What the exercise asks: Set down each entry from the block beneath, exactly as written.

[Collected data]
============================================================
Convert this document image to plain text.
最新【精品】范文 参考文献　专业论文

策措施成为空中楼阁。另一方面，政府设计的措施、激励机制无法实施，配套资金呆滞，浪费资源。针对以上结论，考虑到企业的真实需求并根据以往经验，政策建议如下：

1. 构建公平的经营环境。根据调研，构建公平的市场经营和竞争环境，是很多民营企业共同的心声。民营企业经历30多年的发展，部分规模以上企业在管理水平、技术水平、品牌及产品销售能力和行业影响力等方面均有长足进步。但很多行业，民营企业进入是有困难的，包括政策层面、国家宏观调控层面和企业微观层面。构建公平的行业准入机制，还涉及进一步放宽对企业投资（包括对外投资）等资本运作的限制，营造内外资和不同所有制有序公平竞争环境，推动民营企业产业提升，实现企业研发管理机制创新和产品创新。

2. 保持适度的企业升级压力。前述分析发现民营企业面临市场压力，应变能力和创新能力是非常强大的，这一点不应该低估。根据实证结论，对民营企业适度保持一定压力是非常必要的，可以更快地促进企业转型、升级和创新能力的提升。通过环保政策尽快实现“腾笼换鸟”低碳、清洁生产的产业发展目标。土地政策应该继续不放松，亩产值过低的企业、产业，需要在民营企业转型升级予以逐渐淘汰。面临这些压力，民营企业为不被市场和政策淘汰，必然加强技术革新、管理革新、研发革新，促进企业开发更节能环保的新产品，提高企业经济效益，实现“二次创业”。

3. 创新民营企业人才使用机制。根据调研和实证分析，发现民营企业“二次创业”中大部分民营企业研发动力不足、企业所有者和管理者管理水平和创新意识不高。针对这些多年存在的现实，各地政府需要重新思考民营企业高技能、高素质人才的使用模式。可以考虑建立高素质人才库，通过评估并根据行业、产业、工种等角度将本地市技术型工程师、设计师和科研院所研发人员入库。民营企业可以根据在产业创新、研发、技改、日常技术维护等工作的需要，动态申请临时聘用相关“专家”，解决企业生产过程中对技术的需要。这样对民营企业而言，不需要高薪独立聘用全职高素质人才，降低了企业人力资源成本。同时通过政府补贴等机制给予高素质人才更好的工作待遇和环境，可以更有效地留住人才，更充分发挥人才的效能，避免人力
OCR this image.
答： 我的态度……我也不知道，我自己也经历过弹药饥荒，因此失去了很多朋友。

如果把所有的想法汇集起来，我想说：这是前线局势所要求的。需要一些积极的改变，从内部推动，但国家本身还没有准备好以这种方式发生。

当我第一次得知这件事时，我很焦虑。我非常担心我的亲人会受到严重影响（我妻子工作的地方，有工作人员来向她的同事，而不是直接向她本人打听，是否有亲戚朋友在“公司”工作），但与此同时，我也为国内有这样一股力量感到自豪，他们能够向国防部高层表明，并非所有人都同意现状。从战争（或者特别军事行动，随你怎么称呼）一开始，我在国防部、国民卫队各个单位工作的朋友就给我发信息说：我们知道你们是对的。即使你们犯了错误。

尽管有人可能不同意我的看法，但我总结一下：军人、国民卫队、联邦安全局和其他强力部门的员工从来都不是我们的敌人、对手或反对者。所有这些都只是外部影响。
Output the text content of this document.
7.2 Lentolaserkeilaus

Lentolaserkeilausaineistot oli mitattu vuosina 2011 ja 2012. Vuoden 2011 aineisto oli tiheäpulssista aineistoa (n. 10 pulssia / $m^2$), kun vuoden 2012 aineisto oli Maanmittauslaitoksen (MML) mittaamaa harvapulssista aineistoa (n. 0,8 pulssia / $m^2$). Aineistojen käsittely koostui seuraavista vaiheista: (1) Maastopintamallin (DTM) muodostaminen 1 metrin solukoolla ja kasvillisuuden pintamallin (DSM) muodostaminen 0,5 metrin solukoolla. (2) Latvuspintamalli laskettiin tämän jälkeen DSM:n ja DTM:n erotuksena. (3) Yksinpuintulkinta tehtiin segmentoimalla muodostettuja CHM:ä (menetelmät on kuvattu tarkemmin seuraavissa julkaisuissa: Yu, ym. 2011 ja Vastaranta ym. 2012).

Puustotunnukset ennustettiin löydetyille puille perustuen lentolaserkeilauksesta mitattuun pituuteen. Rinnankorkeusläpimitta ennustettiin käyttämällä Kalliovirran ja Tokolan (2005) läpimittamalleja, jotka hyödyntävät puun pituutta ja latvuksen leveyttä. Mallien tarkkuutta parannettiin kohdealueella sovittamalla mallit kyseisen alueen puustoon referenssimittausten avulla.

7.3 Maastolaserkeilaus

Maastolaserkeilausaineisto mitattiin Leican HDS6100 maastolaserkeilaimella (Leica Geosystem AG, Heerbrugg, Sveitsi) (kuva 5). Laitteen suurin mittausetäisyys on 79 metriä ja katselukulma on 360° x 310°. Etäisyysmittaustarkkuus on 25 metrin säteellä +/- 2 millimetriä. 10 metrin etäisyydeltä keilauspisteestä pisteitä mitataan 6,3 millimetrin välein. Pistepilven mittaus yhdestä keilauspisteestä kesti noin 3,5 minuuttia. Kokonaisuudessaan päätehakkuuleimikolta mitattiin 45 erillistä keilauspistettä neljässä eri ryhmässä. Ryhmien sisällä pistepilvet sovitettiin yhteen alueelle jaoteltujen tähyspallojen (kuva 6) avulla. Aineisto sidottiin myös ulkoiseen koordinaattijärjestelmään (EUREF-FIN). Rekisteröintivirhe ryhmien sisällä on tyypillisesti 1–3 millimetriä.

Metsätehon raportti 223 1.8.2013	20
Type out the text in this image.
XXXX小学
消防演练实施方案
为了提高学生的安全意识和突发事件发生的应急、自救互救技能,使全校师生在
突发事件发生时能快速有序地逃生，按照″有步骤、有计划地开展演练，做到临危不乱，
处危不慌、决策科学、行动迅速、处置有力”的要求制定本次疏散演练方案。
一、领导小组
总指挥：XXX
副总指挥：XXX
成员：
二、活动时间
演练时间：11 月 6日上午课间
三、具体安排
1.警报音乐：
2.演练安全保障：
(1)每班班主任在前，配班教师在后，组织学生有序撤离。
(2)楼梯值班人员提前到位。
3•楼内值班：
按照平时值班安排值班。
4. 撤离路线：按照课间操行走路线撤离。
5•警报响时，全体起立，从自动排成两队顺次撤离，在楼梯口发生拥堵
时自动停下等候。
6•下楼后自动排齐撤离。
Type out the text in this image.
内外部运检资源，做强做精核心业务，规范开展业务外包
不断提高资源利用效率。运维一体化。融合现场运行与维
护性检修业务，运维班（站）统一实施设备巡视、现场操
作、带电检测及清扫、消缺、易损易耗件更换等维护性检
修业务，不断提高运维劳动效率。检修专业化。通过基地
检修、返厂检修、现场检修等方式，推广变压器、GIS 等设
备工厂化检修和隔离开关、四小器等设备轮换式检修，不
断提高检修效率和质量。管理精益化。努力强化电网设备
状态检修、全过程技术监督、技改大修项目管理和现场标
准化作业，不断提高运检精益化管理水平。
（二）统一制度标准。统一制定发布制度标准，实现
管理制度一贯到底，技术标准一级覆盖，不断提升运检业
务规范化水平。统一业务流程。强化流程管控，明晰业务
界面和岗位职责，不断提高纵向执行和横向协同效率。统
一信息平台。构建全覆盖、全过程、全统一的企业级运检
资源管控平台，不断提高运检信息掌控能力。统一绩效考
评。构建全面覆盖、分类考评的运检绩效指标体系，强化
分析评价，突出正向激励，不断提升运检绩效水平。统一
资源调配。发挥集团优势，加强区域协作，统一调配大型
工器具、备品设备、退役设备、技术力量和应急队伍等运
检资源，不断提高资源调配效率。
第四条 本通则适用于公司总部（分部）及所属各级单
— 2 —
============================================================
Output for this exercise:
Convert this document image to plain text.
最新【精品】范文 参考文献　专业论文

策措施成为空中楼阁。另一方面，政府设计的措施、激励机制无法实施，配套资金呆滞，浪费资源。针对以上结论，考虑到企业的真实需求并根据以往经验，政策建议如下：

1. 构建公平的经营环境。根据调研，构建公平的市场经营和竞争环境，是很多民营企业共同的心声。民营企业经历30多年的发展，部分规模以上企业在管理水平、技术水平、品牌及产品销售能力和行业影响力等方面均有长足进步。但很多行业，民营企业进入是有困难的，包括政策层面、国家宏观调控层面和企业微观层面。构建公平的行业准入机制，还涉及进一步放宽对企业投资（包括对外投资）等资本运作的限制，营造内外资和不同所有制有序公平竞争环境，推动民营企业产业提升，实现企业研发管理机制创新和产品创新。

2. 保持适度的企业升级压力。前述分析发现民营企业面临市场压力，应变能力和创新能力是非常强大的，这一点不应该低估。根据实证结论，对民营企业适度保持一定压力是非常必要的，可以更快地促进企业转型、升级和创新能力的提升。通过环保政策尽快实现“腾笼换鸟”低碳、清洁生产的产业发展目标。土地政策应该继续不放松，亩产值过低的企业、产业，需要在民营企业转型升级予以逐渐淘汰。面临这些压力，民营企业为不被市场和政策淘汰，必然加强技术革新、管理革新、研发革新，促进企业开发更节能环保的新产品，提高企业经济效益，实现“二次创业”。

3. 创新民营企业人才使用机制。根据调研和实证分析，发现民营企业“二次创业”中大部分民营企业研发动力不足、企业所有者和管理者管理水平和创新意识不高。针对这些多年存在的现实，各地政府需要重新思考民营企业高技能、高素质人才的使用模式。可以考虑建立高素质人才库，通过评估并根据行业、产业、工种等角度将本地市技术型工程师、设计师和科研院所研发人员入库。民营企业可以根据在产业创新、研发、技改、日常技术维护等工作的需要，动态申请临时聘用相关“专家”，解决企业生产过程中对技术的需要。这样对民营企业而言，不需要高薪独立聘用全职高素质人才，降低了企业人力资源成本。同时通过政府补贴等机制给予高素质人才更好的工作待遇和环境，可以更有效地留住人才，更充分发挥人才的效能，避免人力
OCR this image.
答： 我的态度……我也不知道，我自己也经历过弹药饥荒，因此失去了很多朋友。

如果把所有的想法汇集起来，我想说：这是前线局势所要求的。需要一些积极的改变，从内部推动，但国家本身还没有准备好以这种方式发生。

当我第一次得知这件事时，我很焦虑。我非常担心我的亲人会受到严重影响（我妻子工作的地方，有工作人员来向她的同事，而不是直接向她本人打听，是否有亲戚朋友在“公司”工作），但与此同时，我也为国内有这样一股力量感到自豪，他们能够向国防部高层表明，并非所有人都同意现状。从战争（或者特别军事行动，随你怎么称呼）一开始，我在国防部、国民卫队各个单位工作的朋友就给我发信息说：我们知道你们是对的。即使你们犯了错误。

尽管有人可能不同意我的看法，但我总结一下：军人、国民卫队、联邦安全局和其他强力部门的员工从来都不是我们的敌人、对手或反对者。所有这些都只是外部影响。
Output the text content of this document.
7.2 Lentolaserkeilaus

Lentolaserkeilausaineistot oli mitattu vuosina 2011 ja 2012. Vuoden 2011 aineisto oli tiheäpulssista aineistoa (n. 10 pulssia / $m^2$), kun vuoden 2012 aineisto oli Maanmittauslaitoksen (MML) mittaamaa harvapulssista aineistoa (n. 0,8 pulssia / $m^2$). Aineistojen käsittely koostui seuraavista vaiheista: (1) Maastopintamallin (DTM) muodostaminen 1 metrin solukoolla ja kasvillisuuden pintamallin (DSM) muodostaminen 0,5 metrin solukoolla. (2) Latvuspintamalli laskettiin tämän jälkeen DSM:n ja DTM:n erotuksena. (3) Yksinpuintulkinta tehtiin segmentoimalla muodostettuja CHM:ä (menetelmät on kuvattu tarkemmin seuraavissa julkaisuissa: Yu, ym. 2011 ja Vastaranta ym. 2012).

Puustotunnukset ennustettiin löydetyille puille perustuen lentolaserkeilauksesta mitattuun pituuteen. Rinnankorkeusläpimitta ennustettiin käyttämällä Kalliovirran ja Tokolan (2005) läpimittamalleja, jotka hyödyntävät puun pituutta ja latvuksen leveyttä. Mallien tarkkuutta parannettiin kohdealueella sovittamalla mallit kyseisen alueen puustoon referenssimittausten avulla.

7.3 Maastolaserkeilaus

Maastolaserkeilausaineisto mitattiin Leican HDS6100 maastolaserkeilaimella (Leica Geosystem AG, Heerbrugg, Sveitsi) (kuva 5). Laitteen suurin mittausetäisyys on 79 metriä ja katselukulma on 360° x 310°. Etäisyysmittaustarkkuus on 25 metrin säteellä +/- 2 millimetriä. 10 metrin etäisyydeltä keilauspisteestä pisteitä mitataan 6,3 millimetrin välein. Pistepilven mittaus yhdestä keilauspisteestä kesti noin 3,5 minuuttia. Kokonaisuudessaan päätehakkuuleimikolta mitattiin 45 erillistä keilauspistettä neljässä eri ryhmässä. Ryhmien sisällä pistepilvet sovitettiin yhteen alueelle jaoteltujen tähyspallojen (kuva 6) avulla. Aineisto sidottiin myös ulkoiseen koordinaattijärjestelmään (EUREF-FIN). Rekisteröintivirhe ryhmien sisällä on tyypillisesti 1–3 millimetriä.

Metsätehon raportti 223 1.8.2013	20
Type out the text in this image.
XXXX小学
消防演练实施方案
为了提高学生的安全意识和突发事件发生的应急、自救互救技能,使全校师生在
突发事件发生时能快速有序地逃生，按照″有步骤、有计划地开展演练，做到临危不乱，
处危不慌、决策科学、行动迅速、处置有力”的要求制定本次疏散演练方案。
一、领导小组
总指挥：XXX
副总指挥：XXX
成员：
二、活动时间
演练时间：11 月 6日上午课间
三、具体安排
1.警报音乐：
2.演练安全保障：
(1)每班班主任在前，配班教师在后，组织学生有序撤离。
(2)楼梯值班人员提前到位。
3•楼内值班：
按照平时值班安排值班。
4. 撤离路线：按照课间操行走路线撤离。
5•警报响时，全体起立，从自动排成两队顺次撤离，在楼梯口发生拥堵
时自动停下等候。
6•下楼后自动排齐撤离。
Type out the text in this image.
内外部运检资源，做强做精核心业务，规范开展业务外包
不断提高资源利用效率。运维一体化。融合现场运行与维
护性检修业务，运维班（站）统一实施设备巡视、现场操
作、带电检测及清扫、消缺、易损易耗件更换等维护性检
修业务，不断提高运维劳动效率。检修专业化。通过基地
检修、返厂检修、现场检修等方式，推广变压器、GIS 等设
备工厂化检修和隔离开关、四小器等设备轮换式检修，不
断提高检修效率和质量。管理精益化。努力强化电网设备
状态检修、全过程技术监督、技改大修项目管理和现场标
准化作业，不断提高运检精益化管理水平。
（二）统一制度标准。统一制定发布制度标准，实现
管理制度一贯到底，技术标准一级覆盖，不断提升运检业
务规范化水平。统一业务流程。强化流程管控，明晰业务
界面和岗位职责，不断提高纵向执行和横向协同效率。统
一信息平台。构建全覆盖、全过程、全统一的企业级运检
资源管控平台，不断提高运检信息掌控能力。统一绩效考
评。构建全面覆盖、分类考评的运检绩效指标体系，强化
分析评价，突出正向激励，不断提升运检绩效水平。统一
资源调配。发挥集团优势，加强区域协作，统一调配大型
工器具、备品设备、退役设备、技术力量和应急队伍等运
检资源，不断提高资源调配效率。
第四条 本通则适用于公司总部（分部）及所属各级单
— 2 —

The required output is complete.